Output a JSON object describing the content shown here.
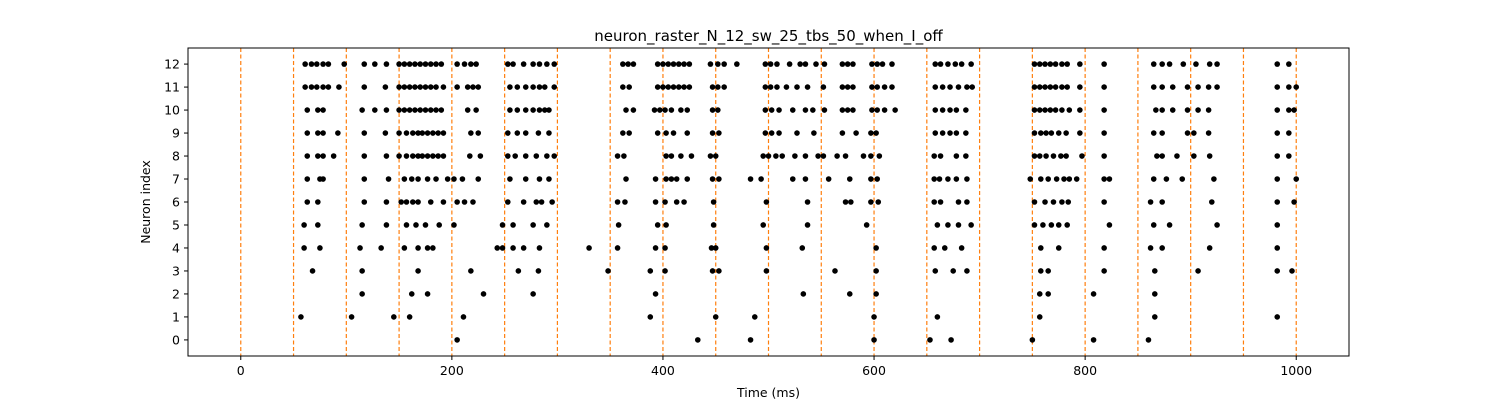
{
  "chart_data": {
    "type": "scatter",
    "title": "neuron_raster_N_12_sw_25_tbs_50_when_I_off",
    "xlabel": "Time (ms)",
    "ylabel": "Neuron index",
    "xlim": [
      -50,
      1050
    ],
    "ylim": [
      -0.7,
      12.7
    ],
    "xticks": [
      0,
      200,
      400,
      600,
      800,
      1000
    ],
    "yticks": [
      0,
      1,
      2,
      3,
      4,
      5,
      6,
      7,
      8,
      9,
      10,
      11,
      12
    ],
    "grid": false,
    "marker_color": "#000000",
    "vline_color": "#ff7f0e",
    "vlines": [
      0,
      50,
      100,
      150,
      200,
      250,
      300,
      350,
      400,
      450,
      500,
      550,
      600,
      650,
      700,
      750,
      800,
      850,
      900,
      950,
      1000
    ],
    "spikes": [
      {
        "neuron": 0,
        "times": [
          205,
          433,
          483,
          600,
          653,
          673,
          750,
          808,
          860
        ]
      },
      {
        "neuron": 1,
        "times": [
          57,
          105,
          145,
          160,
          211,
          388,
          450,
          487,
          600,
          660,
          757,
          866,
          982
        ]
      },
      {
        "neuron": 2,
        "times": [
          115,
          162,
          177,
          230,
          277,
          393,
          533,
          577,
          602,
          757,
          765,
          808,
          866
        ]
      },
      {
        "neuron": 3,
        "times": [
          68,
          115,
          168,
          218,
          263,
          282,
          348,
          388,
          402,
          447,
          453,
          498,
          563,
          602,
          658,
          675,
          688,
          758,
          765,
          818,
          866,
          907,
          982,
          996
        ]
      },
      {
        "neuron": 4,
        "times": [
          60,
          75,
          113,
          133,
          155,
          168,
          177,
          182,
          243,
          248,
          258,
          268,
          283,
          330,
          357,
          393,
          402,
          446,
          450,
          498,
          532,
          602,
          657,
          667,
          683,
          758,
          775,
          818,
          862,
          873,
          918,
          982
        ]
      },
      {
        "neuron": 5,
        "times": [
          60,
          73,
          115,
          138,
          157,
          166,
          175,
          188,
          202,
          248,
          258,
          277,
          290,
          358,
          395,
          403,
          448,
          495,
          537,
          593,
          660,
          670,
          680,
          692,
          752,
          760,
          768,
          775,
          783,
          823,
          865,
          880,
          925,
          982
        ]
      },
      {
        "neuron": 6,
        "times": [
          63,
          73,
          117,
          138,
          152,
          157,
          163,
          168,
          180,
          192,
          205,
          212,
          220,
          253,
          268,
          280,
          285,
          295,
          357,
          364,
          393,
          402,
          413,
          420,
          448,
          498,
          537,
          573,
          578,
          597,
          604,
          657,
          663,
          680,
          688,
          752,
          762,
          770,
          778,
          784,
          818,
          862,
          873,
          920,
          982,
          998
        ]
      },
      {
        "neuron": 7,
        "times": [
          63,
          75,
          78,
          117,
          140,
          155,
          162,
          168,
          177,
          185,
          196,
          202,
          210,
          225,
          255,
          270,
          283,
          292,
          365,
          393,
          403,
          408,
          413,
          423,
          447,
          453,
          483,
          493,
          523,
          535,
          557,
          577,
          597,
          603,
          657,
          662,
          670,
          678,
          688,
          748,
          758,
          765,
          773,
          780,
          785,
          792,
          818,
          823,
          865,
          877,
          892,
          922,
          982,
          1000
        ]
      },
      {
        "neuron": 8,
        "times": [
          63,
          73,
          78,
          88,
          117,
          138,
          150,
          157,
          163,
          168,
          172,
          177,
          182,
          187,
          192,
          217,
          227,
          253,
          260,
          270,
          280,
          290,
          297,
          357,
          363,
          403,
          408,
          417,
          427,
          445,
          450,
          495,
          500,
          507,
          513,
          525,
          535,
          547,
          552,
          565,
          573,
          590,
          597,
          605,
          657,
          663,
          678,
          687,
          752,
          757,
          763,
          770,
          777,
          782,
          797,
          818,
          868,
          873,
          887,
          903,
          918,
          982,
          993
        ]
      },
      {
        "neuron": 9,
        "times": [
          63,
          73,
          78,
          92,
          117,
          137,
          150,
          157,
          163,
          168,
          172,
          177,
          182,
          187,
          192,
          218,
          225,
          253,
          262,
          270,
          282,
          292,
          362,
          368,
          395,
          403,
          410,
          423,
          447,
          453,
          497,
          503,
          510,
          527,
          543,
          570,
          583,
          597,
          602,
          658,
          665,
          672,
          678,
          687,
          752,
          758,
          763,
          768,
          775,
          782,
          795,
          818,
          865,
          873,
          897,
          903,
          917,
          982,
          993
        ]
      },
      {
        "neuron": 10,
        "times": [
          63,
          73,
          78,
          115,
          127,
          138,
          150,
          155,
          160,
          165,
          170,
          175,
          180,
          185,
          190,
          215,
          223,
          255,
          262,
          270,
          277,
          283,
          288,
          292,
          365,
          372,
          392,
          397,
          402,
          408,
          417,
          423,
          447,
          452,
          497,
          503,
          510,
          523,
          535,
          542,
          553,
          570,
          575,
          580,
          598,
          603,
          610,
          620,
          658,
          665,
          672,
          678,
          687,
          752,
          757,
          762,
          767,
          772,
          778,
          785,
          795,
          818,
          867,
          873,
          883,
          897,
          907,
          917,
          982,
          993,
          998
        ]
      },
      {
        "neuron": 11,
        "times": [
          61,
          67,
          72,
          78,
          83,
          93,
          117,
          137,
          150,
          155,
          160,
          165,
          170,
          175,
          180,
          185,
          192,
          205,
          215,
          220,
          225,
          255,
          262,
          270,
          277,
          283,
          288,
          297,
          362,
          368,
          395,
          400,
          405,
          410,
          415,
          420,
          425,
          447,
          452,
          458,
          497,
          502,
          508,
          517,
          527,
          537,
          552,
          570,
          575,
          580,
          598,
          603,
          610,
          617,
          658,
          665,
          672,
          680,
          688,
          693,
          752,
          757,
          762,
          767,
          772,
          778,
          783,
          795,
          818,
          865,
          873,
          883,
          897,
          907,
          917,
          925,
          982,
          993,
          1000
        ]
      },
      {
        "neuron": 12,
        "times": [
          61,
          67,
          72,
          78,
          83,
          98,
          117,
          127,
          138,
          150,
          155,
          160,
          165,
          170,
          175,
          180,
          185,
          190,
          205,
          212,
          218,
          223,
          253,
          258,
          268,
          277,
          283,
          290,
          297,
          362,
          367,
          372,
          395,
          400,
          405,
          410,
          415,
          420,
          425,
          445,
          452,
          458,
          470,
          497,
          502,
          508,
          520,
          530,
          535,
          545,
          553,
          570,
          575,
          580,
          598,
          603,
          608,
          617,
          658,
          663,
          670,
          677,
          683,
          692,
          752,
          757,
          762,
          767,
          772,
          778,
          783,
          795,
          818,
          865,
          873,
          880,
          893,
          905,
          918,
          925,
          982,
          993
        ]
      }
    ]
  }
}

***

* _JOB_:
Copy each line in full and exactly, omitting any picture.

* _FULL RESPONSE_:
Output a JSON object describing the content shown here.
{
  "chart_data": {
    "type": "scatter",
    "title": "neuron_raster_N_12_sw_25_tbs_50_when_I_off",
    "xlabel": "Time (ms)",
    "ylabel": "Neuron index",
    "xlim": [
      -50,
      1050
    ],
    "ylim": [
      -0.7,
      12.7
    ],
    "xticks": [
      0,
      200,
      400,
      600,
      800,
      1000
    ],
    "yticks": [
      0,
      1,
      2,
      3,
      4,
      5,
      6,
      7,
      8,
      9,
      10,
      11,
      12
    ],
    "grid": false,
    "marker_color": "#000000",
    "vline_color": "#ff7f0e",
    "vlines": [
      0,
      50,
      100,
      150,
      200,
      250,
      300,
      350,
      400,
      450,
      500,
      550,
      600,
      650,
      700,
      750,
      800,
      850,
      900,
      950,
      1000
    ],
    "spikes": [
      {
        "neuron": 0,
        "times": [
          205,
          433,
          483,
          600,
          653,
          673,
          750,
          808,
          860
        ]
      },
      {
        "neuron": 1,
        "times": [
          57,
          105,
          145,
          160,
          211,
          388,
          450,
          487,
          600,
          660,
          757,
          866,
          982
        ]
      },
      {
        "neuron": 2,
        "times": [
          115,
          162,
          177,
          230,
          277,
          393,
          533,
          577,
          602,
          757,
          765,
          808,
          866
        ]
      },
      {
        "neuron": 3,
        "times": [
          68,
          115,
          168,
          218,
          263,
          282,
          348,
          388,
          402,
          447,
          453,
          498,
          563,
          602,
          658,
          675,
          688,
          758,
          765,
          818,
          866,
          907,
          982,
          996
        ]
      },
      {
        "neuron": 4,
        "times": [
          60,
          75,
          113,
          133,
          155,
          168,
          177,
          182,
          243,
          248,
          258,
          268,
          283,
          330,
          357,
          393,
          402,
          446,
          450,
          498,
          532,
          602,
          657,
          667,
          683,
          758,
          775,
          818,
          862,
          873,
          918,
          982
        ]
      },
      {
        "neuron": 5,
        "times": [
          60,
          73,
          115,
          138,
          157,
          166,
          175,
          188,
          202,
          248,
          258,
          277,
          290,
          358,
          395,
          403,
          448,
          495,
          537,
          593,
          660,
          670,
          680,
          692,
          752,
          760,
          768,
          775,
          783,
          823,
          865,
          880,
          925,
          982
        ]
      },
      {
        "neuron": 6,
        "times": [
          63,
          73,
          117,
          138,
          152,
          157,
          163,
          168,
          180,
          192,
          205,
          212,
          220,
          253,
          268,
          280,
          285,
          295,
          357,
          364,
          393,
          402,
          413,
          420,
          448,
          498,
          537,
          573,
          578,
          597,
          604,
          657,
          663,
          680,
          688,
          752,
          762,
          770,
          778,
          784,
          818,
          862,
          873,
          920,
          982,
          998
        ]
      },
      {
        "neuron": 7,
        "times": [
          63,
          75,
          78,
          117,
          140,
          155,
          162,
          168,
          177,
          185,
          196,
          202,
          210,
          225,
          255,
          270,
          283,
          292,
          365,
          393,
          403,
          408,
          413,
          423,
          447,
          453,
          483,
          493,
          523,
          535,
          557,
          577,
          597,
          603,
          657,
          662,
          670,
          678,
          688,
          748,
          758,
          765,
          773,
          780,
          785,
          792,
          818,
          823,
          865,
          877,
          892,
          922,
          982,
          1000
        ]
      },
      {
        "neuron": 8,
        "times": [
          63,
          73,
          78,
          88,
          117,
          138,
          150,
          157,
          163,
          168,
          172,
          177,
          182,
          187,
          192,
          217,
          227,
          253,
          260,
          270,
          280,
          290,
          297,
          357,
          363,
          403,
          408,
          417,
          427,
          445,
          450,
          495,
          500,
          507,
          513,
          525,
          535,
          547,
          552,
          565,
          573,
          590,
          597,
          605,
          657,
          663,
          678,
          687,
          752,
          757,
          763,
          770,
          777,
          782,
          797,
          818,
          868,
          873,
          887,
          903,
          918,
          982,
          993
        ]
      },
      {
        "neuron": 9,
        "times": [
          63,
          73,
          78,
          92,
          117,
          137,
          150,
          157,
          163,
          168,
          172,
          177,
          182,
          187,
          192,
          218,
          225,
          253,
          262,
          270,
          282,
          292,
          362,
          368,
          395,
          403,
          410,
          423,
          447,
          453,
          497,
          503,
          510,
          527,
          543,
          570,
          583,
          597,
          602,
          658,
          665,
          672,
          678,
          687,
          752,
          758,
          763,
          768,
          775,
          782,
          795,
          818,
          865,
          873,
          897,
          903,
          917,
          982,
          993
        ]
      },
      {
        "neuron": 10,
        "times": [
          63,
          73,
          78,
          115,
          127,
          138,
          150,
          155,
          160,
          165,
          170,
          175,
          180,
          185,
          190,
          215,
          223,
          255,
          262,
          270,
          277,
          283,
          288,
          292,
          365,
          372,
          392,
          397,
          402,
          408,
          417,
          423,
          447,
          452,
          497,
          503,
          510,
          523,
          535,
          542,
          553,
          570,
          575,
          580,
          598,
          603,
          610,
          620,
          658,
          665,
          672,
          678,
          687,
          752,
          757,
          762,
          767,
          772,
          778,
          785,
          795,
          818,
          867,
          873,
          883,
          897,
          907,
          917,
          982,
          993,
          998
        ]
      },
      {
        "neuron": 11,
        "times": [
          61,
          67,
          72,
          78,
          83,
          93,
          117,
          137,
          150,
          155,
          160,
          165,
          170,
          175,
          180,
          185,
          192,
          205,
          215,
          220,
          225,
          255,
          262,
          270,
          277,
          283,
          288,
          297,
          362,
          368,
          395,
          400,
          405,
          410,
          415,
          420,
          425,
          447,
          452,
          458,
          497,
          502,
          508,
          517,
          527,
          537,
          552,
          570,
          575,
          580,
          598,
          603,
          610,
          617,
          658,
          665,
          672,
          680,
          688,
          693,
          752,
          757,
          762,
          767,
          772,
          778,
          783,
          795,
          818,
          865,
          873,
          883,
          897,
          907,
          917,
          925,
          982,
          993,
          1000
        ]
      },
      {
        "neuron": 12,
        "times": [
          61,
          67,
          72,
          78,
          83,
          98,
          117,
          127,
          138,
          150,
          155,
          160,
          165,
          170,
          175,
          180,
          185,
          190,
          205,
          212,
          218,
          223,
          253,
          258,
          268,
          277,
          283,
          290,
          297,
          362,
          367,
          372,
          395,
          400,
          405,
          410,
          415,
          420,
          425,
          445,
          452,
          458,
          470,
          497,
          502,
          508,
          520,
          530,
          535,
          545,
          553,
          570,
          575,
          580,
          598,
          603,
          608,
          617,
          658,
          663,
          670,
          677,
          683,
          692,
          752,
          757,
          762,
          767,
          772,
          778,
          783,
          795,
          818,
          865,
          873,
          880,
          893,
          905,
          918,
          925,
          982,
          993
        ]
      }
    ]
  }
}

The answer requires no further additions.